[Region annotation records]
————
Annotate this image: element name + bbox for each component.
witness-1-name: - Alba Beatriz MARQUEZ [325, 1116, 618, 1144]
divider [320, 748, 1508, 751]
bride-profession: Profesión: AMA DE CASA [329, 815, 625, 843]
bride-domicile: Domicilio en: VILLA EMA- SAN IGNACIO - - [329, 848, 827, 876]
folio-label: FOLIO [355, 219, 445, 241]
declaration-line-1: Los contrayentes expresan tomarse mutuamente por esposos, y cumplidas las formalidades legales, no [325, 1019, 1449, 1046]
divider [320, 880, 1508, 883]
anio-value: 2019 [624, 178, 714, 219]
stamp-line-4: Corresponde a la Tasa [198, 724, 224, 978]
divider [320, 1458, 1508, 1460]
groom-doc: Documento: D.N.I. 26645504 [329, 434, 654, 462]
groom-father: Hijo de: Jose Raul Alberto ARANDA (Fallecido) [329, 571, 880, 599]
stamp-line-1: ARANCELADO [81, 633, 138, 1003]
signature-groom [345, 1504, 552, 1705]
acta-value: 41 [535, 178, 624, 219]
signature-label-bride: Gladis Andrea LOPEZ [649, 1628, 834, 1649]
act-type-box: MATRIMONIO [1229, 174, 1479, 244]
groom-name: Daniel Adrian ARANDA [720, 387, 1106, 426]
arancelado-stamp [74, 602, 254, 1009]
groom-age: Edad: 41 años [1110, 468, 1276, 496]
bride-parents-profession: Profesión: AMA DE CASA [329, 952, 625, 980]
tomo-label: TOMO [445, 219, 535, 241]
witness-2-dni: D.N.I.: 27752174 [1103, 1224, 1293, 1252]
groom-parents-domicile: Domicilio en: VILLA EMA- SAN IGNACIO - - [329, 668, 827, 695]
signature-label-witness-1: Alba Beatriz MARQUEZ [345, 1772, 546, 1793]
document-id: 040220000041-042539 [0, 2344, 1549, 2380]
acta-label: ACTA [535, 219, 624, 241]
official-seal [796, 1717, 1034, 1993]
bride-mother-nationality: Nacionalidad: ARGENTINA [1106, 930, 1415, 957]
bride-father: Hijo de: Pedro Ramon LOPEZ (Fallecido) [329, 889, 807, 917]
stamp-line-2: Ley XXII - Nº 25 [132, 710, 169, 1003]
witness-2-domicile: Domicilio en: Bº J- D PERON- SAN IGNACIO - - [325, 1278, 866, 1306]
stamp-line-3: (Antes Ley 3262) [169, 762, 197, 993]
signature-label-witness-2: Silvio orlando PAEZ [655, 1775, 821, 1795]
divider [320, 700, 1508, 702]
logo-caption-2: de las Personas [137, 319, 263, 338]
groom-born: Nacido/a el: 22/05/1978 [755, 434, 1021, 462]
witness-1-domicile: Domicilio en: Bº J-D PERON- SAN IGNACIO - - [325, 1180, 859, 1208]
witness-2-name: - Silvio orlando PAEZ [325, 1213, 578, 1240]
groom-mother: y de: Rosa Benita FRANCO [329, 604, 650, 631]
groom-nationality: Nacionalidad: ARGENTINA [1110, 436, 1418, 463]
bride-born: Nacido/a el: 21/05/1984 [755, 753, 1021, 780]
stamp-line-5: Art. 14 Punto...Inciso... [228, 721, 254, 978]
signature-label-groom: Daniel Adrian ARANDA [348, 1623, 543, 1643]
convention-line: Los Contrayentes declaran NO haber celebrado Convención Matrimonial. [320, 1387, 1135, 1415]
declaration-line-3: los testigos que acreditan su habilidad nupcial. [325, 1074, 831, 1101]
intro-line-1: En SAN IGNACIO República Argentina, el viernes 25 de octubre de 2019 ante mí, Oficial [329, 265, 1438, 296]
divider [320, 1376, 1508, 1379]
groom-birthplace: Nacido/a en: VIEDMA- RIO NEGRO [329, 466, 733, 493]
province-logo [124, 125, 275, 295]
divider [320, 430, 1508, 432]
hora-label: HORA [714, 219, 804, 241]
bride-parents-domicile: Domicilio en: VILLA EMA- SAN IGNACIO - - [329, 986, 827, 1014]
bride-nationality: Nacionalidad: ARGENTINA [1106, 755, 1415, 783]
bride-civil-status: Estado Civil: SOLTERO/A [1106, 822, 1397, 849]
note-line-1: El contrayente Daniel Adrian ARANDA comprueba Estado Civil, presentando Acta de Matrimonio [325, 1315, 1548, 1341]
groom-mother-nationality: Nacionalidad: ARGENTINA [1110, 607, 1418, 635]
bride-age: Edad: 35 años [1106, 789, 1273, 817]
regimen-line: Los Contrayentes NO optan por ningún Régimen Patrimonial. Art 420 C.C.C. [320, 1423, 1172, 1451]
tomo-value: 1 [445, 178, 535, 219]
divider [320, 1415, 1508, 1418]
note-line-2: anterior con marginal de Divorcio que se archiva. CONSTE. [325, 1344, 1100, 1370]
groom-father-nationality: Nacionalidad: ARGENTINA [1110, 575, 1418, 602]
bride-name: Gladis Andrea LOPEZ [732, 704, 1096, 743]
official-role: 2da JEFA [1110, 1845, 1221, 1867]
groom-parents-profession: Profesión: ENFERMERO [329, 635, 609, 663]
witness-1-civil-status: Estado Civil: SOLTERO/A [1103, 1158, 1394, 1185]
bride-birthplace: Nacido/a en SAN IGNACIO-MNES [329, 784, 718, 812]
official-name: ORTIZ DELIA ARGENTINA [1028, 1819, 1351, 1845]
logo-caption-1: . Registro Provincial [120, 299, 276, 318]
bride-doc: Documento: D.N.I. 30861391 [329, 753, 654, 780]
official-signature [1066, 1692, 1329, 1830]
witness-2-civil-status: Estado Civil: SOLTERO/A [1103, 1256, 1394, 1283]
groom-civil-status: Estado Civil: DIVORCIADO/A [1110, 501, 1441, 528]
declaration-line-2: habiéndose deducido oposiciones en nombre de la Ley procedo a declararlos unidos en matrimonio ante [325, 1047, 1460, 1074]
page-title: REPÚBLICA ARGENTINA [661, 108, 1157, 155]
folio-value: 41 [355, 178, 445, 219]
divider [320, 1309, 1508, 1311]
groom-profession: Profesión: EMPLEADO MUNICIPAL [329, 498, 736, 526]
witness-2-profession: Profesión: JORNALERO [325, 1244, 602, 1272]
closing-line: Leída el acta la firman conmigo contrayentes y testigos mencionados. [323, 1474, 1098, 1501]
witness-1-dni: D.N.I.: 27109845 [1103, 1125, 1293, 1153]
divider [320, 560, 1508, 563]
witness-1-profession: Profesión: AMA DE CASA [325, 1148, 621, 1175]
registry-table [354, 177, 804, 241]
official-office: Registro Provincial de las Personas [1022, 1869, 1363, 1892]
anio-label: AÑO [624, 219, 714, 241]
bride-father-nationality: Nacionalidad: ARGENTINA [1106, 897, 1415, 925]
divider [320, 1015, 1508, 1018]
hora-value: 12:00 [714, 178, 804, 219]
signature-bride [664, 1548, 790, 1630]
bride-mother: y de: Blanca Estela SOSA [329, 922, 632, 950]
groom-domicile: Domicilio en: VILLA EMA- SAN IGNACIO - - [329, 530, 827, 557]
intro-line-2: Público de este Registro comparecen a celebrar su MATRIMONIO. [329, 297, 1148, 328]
————
◆ TASK DIRECTIONS: Rewrite every line of the records above, replacing each occurrence of "divider" with "separator" and leaving everything else as it is.

◆ FINISHED EXERCISE:
Annotate this image: element name + bbox for each component.
witness-1-name: - Alba Beatriz MARQUEZ [325, 1116, 618, 1144]
separator [320, 748, 1508, 751]
bride-profession: Profesión: AMA DE CASA [329, 815, 625, 843]
bride-domicile: Domicilio en: VILLA EMA- SAN IGNACIO - - [329, 848, 827, 876]
folio-label: FOLIO [355, 219, 445, 241]
declaration-line-1: Los contrayentes expresan tomarse mutuamente por esposos, y cumplidas las formalidades legales, no [325, 1019, 1449, 1046]
separator [320, 880, 1508, 883]
anio-value: 2019 [624, 178, 714, 219]
stamp-line-4: Corresponde a la Tasa [198, 724, 224, 978]
separator [320, 1458, 1508, 1460]
groom-doc: Documento: D.N.I. 26645504 [329, 434, 654, 462]
groom-father: Hijo de: Jose Raul Alberto ARANDA (Fallecido) [329, 571, 880, 599]
stamp-line-1: ARANCELADO [81, 633, 138, 1003]
signature-groom [345, 1504, 552, 1705]
acta-value: 41 [535, 178, 624, 219]
signature-label-bride: Gladis Andrea LOPEZ [649, 1628, 834, 1649]
act-type-box: MATRIMONIO [1229, 174, 1479, 244]
groom-name: Daniel Adrian ARANDA [720, 387, 1106, 426]
arancelado-stamp [74, 602, 254, 1009]
groom-age: Edad: 41 años [1110, 468, 1276, 496]
bride-parents-profession: Profesión: AMA DE CASA [329, 952, 625, 980]
tomo-label: TOMO [445, 219, 535, 241]
witness-2-dni: D.N.I.: 27752174 [1103, 1224, 1293, 1252]
groom-parents-domicile: Domicilio en: VILLA EMA- SAN IGNACIO - - [329, 668, 827, 695]
signature-label-witness-1: Alba Beatriz MARQUEZ [345, 1772, 546, 1793]
document-id: 040220000041-042539 [0, 2344, 1549, 2380]
acta-label: ACTA [535, 219, 624, 241]
official-seal [796, 1717, 1034, 1993]
bride-mother-nationality: Nacionalidad: ARGENTINA [1106, 930, 1415, 957]
bride-father: Hijo de: Pedro Ramon LOPEZ (Fallecido) [329, 889, 807, 917]
stamp-line-2: Ley XXII - Nº 25 [132, 710, 169, 1003]
witness-2-domicile: Domicilio en: Bº J- D PERON- SAN IGNACIO - - [325, 1278, 866, 1306]
stamp-line-3: (Antes Ley 3262) [169, 762, 197, 993]
signature-label-witness-2: Silvio orlando PAEZ [655, 1775, 821, 1795]
separator [320, 700, 1508, 702]
logo-caption-2: de las Personas [137, 319, 263, 338]
groom-born: Nacido/a el: 22/05/1978 [755, 434, 1021, 462]
witness-1-domicile: Domicilio en: Bº J-D PERON- SAN IGNACIO - - [325, 1180, 859, 1208]
witness-2-name: - Silvio orlando PAEZ [325, 1213, 578, 1240]
groom-mother: y de: Rosa Benita FRANCO [329, 604, 650, 631]
groom-nationality: Nacionalidad: ARGENTINA [1110, 436, 1418, 463]
bride-born: Nacido/a el: 21/05/1984 [755, 753, 1021, 780]
stamp-line-5: Art. 14 Punto...Inciso... [228, 721, 254, 978]
signature-label-groom: Daniel Adrian ARANDA [348, 1623, 543, 1643]
convention-line: Los Contrayentes declaran NO haber celebrado Convención Matrimonial. [320, 1387, 1135, 1415]
declaration-line-3: los testigos que acreditan su habilidad nupcial. [325, 1074, 831, 1101]
intro-line-1: En SAN IGNACIO República Argentina, el viernes 25 de octubre de 2019 ante mí, Oficial [329, 265, 1438, 296]
separator [320, 1376, 1508, 1379]
groom-birthplace: Nacido/a en: VIEDMA- RIO NEGRO [329, 466, 733, 493]
province-logo [124, 125, 275, 295]
separator [320, 430, 1508, 432]
hora-label: HORA [714, 219, 804, 241]
bride-parents-domicile: Domicilio en: VILLA EMA- SAN IGNACIO - - [329, 986, 827, 1014]
bride-nationality: Nacionalidad: ARGENTINA [1106, 755, 1415, 783]
bride-civil-status: Estado Civil: SOLTERO/A [1106, 822, 1397, 849]
note-line-1: El contrayente Daniel Adrian ARANDA comprueba Estado Civil, presentando Acta de Matrimonio [325, 1315, 1548, 1341]
groom-mother-nationality: Nacionalidad: ARGENTINA [1110, 607, 1418, 635]
bride-age: Edad: 35 años [1106, 789, 1273, 817]
regimen-line: Los Contrayentes NO optan por ningún Régimen Patrimonial. Art 420 C.C.C. [320, 1423, 1172, 1451]
tomo-value: 1 [445, 178, 535, 219]
separator [320, 1415, 1508, 1418]
note-line-2: anterior con marginal de Divorcio que se archiva. CONSTE. [325, 1344, 1100, 1370]
groom-father-nationality: Nacionalidad: ARGENTINA [1110, 575, 1418, 602]
bride-name: Gladis Andrea LOPEZ [732, 704, 1096, 743]
official-role: 2da JEFA [1110, 1845, 1221, 1867]
groom-parents-profession: Profesión: ENFERMERO [329, 635, 609, 663]
witness-1-civil-status: Estado Civil: SOLTERO/A [1103, 1158, 1394, 1185]
bride-birthplace: Nacido/a en SAN IGNACIO-MNES [329, 784, 718, 812]
official-name: ORTIZ DELIA ARGENTINA [1028, 1819, 1351, 1845]
logo-caption-1: . Registro Provincial [120, 299, 276, 318]
bride-doc: Documento: D.N.I. 30861391 [329, 753, 654, 780]
official-signature [1066, 1692, 1329, 1830]
witness-2-civil-status: Estado Civil: SOLTERO/A [1103, 1256, 1394, 1283]
groom-civil-status: Estado Civil: DIVORCIADO/A [1110, 501, 1441, 528]
declaration-line-2: habiéndose deducido oposiciones en nombre de la Ley procedo a declararlos unidos en matrimonio ante [325, 1047, 1460, 1074]
page-title: REPÚBLICA ARGENTINA [661, 108, 1157, 155]
folio-value: 41 [355, 178, 445, 219]
separator [320, 1309, 1508, 1311]
groom-profession: Profesión: EMPLEADO MUNICIPAL [329, 498, 736, 526]
witness-2-profession: Profesión: JORNALERO [325, 1244, 602, 1272]
closing-line: Leída el acta la firman conmigo contrayentes y testigos mencionados. [323, 1474, 1098, 1501]
witness-1-dni: D.N.I.: 27109845 [1103, 1125, 1293, 1153]
separator [320, 560, 1508, 563]
witness-1-profession: Profesión: AMA DE CASA [325, 1148, 621, 1175]
registry-table [354, 177, 804, 241]
official-office: Registro Provincial de las Personas [1022, 1869, 1363, 1892]
anio-label: AÑO [624, 219, 714, 241]
bride-father-nationality: Nacionalidad: ARGENTINA [1106, 897, 1415, 925]
separator [320, 1015, 1508, 1018]
hora-value: 12:00 [714, 178, 804, 219]
signature-bride [664, 1548, 790, 1630]
bride-mother: y de: Blanca Estela SOSA [329, 922, 632, 950]
groom-domicile: Domicilio en: VILLA EMA- SAN IGNACIO - - [329, 530, 827, 557]
intro-line-2: Público de este Registro comparecen a celebrar su MATRIMONIO. [329, 297, 1148, 328]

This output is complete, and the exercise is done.